[Given records]
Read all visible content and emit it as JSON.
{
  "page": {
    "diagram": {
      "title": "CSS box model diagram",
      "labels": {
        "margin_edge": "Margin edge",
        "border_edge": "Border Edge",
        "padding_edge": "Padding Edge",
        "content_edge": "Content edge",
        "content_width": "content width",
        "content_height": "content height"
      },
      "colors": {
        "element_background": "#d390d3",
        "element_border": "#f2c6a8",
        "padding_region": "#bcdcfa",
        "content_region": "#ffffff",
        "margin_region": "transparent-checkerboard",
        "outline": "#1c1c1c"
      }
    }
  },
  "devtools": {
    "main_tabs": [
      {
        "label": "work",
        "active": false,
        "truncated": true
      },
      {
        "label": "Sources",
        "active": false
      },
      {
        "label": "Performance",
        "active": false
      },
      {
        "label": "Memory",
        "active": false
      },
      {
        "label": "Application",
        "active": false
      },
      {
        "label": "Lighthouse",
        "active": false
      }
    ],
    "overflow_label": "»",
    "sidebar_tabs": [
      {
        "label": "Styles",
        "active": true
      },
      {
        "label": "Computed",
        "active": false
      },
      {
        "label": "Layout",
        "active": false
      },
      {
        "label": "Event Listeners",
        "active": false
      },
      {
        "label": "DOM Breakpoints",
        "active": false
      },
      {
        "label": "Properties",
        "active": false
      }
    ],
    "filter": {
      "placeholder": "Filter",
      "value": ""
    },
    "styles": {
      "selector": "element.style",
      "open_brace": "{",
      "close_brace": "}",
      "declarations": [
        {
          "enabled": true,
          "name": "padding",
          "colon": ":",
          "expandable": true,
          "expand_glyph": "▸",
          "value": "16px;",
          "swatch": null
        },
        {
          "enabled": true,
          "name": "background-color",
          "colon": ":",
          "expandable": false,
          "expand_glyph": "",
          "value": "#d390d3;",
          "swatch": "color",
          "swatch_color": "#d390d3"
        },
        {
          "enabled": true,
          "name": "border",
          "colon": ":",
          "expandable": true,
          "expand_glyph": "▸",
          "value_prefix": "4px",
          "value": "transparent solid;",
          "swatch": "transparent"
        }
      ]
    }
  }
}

[What you have to do]
Recite the full listing above exactly.

[Exercise answer]
Read all visible content and emit it as JSON.
{
  "page": {
    "diagram": {
      "title": "CSS box model diagram",
      "labels": {
        "margin_edge": "Margin edge",
        "border_edge": "Border Edge",
        "padding_edge": "Padding Edge",
        "content_edge": "Content edge",
        "content_width": "content width",
        "content_height": "content height"
      },
      "colors": {
        "element_background": "#d390d3",
        "element_border": "#f2c6a8",
        "padding_region": "#bcdcfa",
        "content_region": "#ffffff",
        "margin_region": "transparent-checkerboard",
        "outline": "#1c1c1c"
      }
    }
  },
  "devtools": {
    "main_tabs": [
      {
        "label": "work",
        "active": false,
        "truncated": true
      },
      {
        "label": "Sources",
        "active": false
      },
      {
        "label": "Performance",
        "active": false
      },
      {
        "label": "Memory",
        "active": false
      },
      {
        "label": "Application",
        "active": false
      },
      {
        "label": "Lighthouse",
        "active": false
      }
    ],
    "overflow_label": "»",
    "sidebar_tabs": [
      {
        "label": "Styles",
        "active": true
      },
      {
        "label": "Computed",
        "active": false
      },
      {
        "label": "Layout",
        "active": false
      },
      {
        "label": "Event Listeners",
        "active": false
      },
      {
        "label": "DOM Breakpoints",
        "active": false
      },
      {
        "label": "Properties",
        "active": false
      }
    ],
    "filter": {
      "placeholder": "Filter",
      "value": ""
    },
    "styles": {
      "selector": "element.style",
      "open_brace": "{",
      "close_brace": "}",
      "declarations": [
        {
          "enabled": true,
          "name": "padding",
          "colon": ":",
          "expandable": true,
          "expand_glyph": "▸",
          "value": "16px;",
          "swatch": null
        },
        {
          "enabled": true,
          "name": "background-color",
          "colon": ":",
          "expandable": false,
          "expand_glyph": "",
          "value": "#d390d3;",
          "swatch": "color",
          "swatch_color": "#d390d3"
        },
        {
          "enabled": true,
          "name": "border",
          "colon": ":",
          "expandable": true,
          "expand_glyph": "▸",
          "value_prefix": "4px",
          "value": "transparent solid;",
          "swatch": "transparent"
        }
      ]
    }
  }
}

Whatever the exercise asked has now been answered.